* Written task
Show each line from the listing that includes the word "image".

# # #

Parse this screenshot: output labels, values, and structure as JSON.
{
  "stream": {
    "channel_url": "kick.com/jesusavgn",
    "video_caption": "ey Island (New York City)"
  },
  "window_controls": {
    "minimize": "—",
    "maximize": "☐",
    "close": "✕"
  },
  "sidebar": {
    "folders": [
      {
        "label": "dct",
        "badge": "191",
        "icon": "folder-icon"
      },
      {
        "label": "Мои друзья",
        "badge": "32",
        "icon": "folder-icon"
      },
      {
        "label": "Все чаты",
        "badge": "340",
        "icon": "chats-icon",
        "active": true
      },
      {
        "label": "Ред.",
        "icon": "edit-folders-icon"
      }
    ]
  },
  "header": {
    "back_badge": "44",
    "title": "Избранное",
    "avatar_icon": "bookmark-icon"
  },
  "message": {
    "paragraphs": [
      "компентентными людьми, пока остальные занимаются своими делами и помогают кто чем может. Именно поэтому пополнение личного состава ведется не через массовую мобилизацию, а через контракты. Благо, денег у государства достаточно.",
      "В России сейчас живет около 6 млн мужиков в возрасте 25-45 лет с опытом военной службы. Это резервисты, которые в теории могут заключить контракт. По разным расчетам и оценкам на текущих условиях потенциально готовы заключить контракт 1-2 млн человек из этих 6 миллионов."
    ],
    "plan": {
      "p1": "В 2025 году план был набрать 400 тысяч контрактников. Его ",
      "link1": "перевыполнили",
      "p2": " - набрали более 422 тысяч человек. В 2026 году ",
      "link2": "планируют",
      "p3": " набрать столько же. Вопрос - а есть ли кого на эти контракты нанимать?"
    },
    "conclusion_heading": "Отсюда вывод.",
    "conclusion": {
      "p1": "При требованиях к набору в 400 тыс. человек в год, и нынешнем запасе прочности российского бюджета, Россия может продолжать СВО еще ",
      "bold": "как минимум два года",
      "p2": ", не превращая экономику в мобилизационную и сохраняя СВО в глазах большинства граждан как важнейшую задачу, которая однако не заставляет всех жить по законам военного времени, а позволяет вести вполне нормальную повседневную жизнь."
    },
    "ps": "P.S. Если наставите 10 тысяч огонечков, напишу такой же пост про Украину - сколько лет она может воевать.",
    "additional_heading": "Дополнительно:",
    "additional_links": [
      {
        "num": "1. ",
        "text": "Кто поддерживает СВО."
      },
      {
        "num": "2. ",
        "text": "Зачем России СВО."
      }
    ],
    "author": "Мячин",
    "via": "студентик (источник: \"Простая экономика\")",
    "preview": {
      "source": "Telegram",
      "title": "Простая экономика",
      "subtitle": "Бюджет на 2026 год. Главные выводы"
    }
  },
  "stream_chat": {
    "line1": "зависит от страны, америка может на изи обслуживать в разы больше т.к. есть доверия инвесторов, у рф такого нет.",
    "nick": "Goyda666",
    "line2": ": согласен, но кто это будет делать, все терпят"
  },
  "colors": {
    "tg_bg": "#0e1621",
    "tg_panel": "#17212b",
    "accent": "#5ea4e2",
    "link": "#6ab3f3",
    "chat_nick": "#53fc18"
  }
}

# # #

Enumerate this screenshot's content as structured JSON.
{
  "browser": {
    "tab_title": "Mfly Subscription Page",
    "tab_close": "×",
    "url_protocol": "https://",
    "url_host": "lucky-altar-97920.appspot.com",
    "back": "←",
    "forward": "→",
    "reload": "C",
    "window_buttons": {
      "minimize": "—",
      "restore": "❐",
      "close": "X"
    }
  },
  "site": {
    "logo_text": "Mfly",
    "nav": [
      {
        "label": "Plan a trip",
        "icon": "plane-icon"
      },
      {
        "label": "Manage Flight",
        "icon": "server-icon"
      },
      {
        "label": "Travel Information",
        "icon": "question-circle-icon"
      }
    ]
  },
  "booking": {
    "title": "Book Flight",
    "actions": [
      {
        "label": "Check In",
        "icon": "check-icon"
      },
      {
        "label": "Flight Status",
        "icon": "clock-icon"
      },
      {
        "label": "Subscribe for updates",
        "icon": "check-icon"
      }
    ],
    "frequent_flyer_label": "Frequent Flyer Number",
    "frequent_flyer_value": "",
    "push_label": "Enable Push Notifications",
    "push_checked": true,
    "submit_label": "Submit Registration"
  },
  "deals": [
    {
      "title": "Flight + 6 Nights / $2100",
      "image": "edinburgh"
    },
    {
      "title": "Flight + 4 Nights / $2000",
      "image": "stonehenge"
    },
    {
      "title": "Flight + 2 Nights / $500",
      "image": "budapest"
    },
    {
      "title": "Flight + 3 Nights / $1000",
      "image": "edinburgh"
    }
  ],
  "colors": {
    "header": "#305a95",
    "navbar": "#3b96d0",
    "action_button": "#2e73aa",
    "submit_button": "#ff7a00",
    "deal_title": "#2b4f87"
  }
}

# # #

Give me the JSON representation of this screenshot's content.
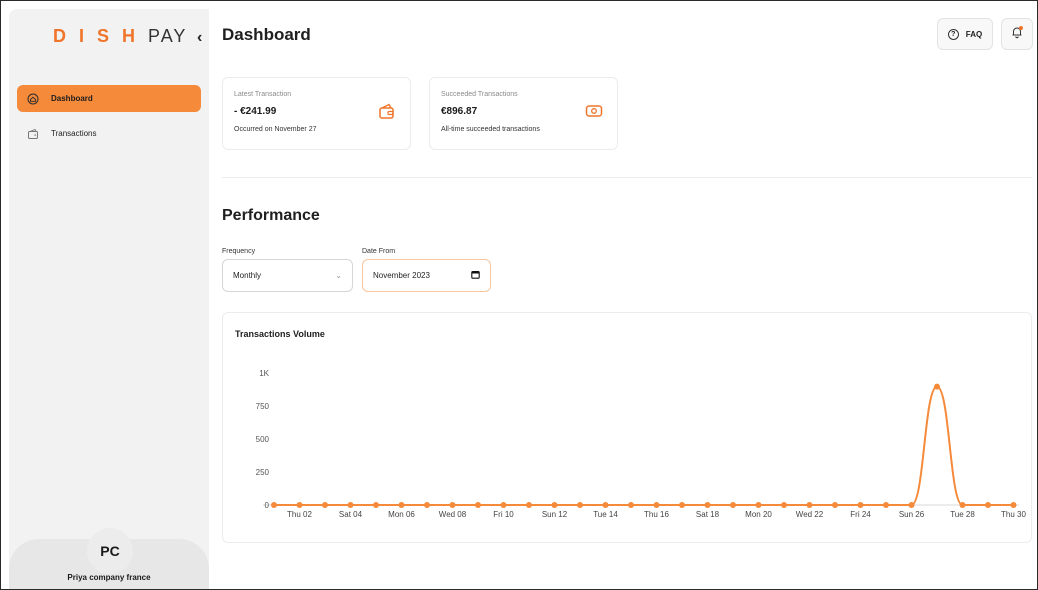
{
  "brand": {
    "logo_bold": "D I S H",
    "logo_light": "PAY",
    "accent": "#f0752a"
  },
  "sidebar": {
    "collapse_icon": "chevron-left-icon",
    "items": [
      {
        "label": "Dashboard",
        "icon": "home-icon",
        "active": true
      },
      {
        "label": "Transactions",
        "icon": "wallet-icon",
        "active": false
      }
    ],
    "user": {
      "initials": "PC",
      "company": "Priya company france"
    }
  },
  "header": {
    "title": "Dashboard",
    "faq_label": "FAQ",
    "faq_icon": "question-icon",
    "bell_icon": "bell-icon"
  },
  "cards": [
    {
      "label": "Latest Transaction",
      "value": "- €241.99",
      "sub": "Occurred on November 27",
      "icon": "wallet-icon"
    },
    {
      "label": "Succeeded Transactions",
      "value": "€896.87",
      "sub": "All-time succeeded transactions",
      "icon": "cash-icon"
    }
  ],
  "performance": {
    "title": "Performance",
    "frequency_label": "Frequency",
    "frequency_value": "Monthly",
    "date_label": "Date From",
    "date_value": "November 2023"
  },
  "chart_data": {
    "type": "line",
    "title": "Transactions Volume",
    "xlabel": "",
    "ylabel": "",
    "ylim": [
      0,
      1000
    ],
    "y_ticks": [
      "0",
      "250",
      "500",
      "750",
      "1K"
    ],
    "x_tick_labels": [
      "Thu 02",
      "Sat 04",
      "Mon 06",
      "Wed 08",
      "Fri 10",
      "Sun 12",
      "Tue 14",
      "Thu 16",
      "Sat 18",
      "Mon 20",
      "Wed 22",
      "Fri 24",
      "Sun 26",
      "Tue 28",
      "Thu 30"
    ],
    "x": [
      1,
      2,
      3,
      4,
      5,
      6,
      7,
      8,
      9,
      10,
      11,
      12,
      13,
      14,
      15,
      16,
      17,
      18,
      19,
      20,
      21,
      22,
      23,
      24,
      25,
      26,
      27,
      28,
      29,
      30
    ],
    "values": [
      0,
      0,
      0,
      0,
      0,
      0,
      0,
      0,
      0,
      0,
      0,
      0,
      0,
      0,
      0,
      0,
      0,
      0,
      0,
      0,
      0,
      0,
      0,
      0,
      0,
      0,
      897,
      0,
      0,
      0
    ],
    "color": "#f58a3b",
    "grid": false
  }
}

# # #

* Exercise output
      "image": "edinburgh"
      "image": "stonehenge"
      "image": "budapest"
      "image": "edinburgh"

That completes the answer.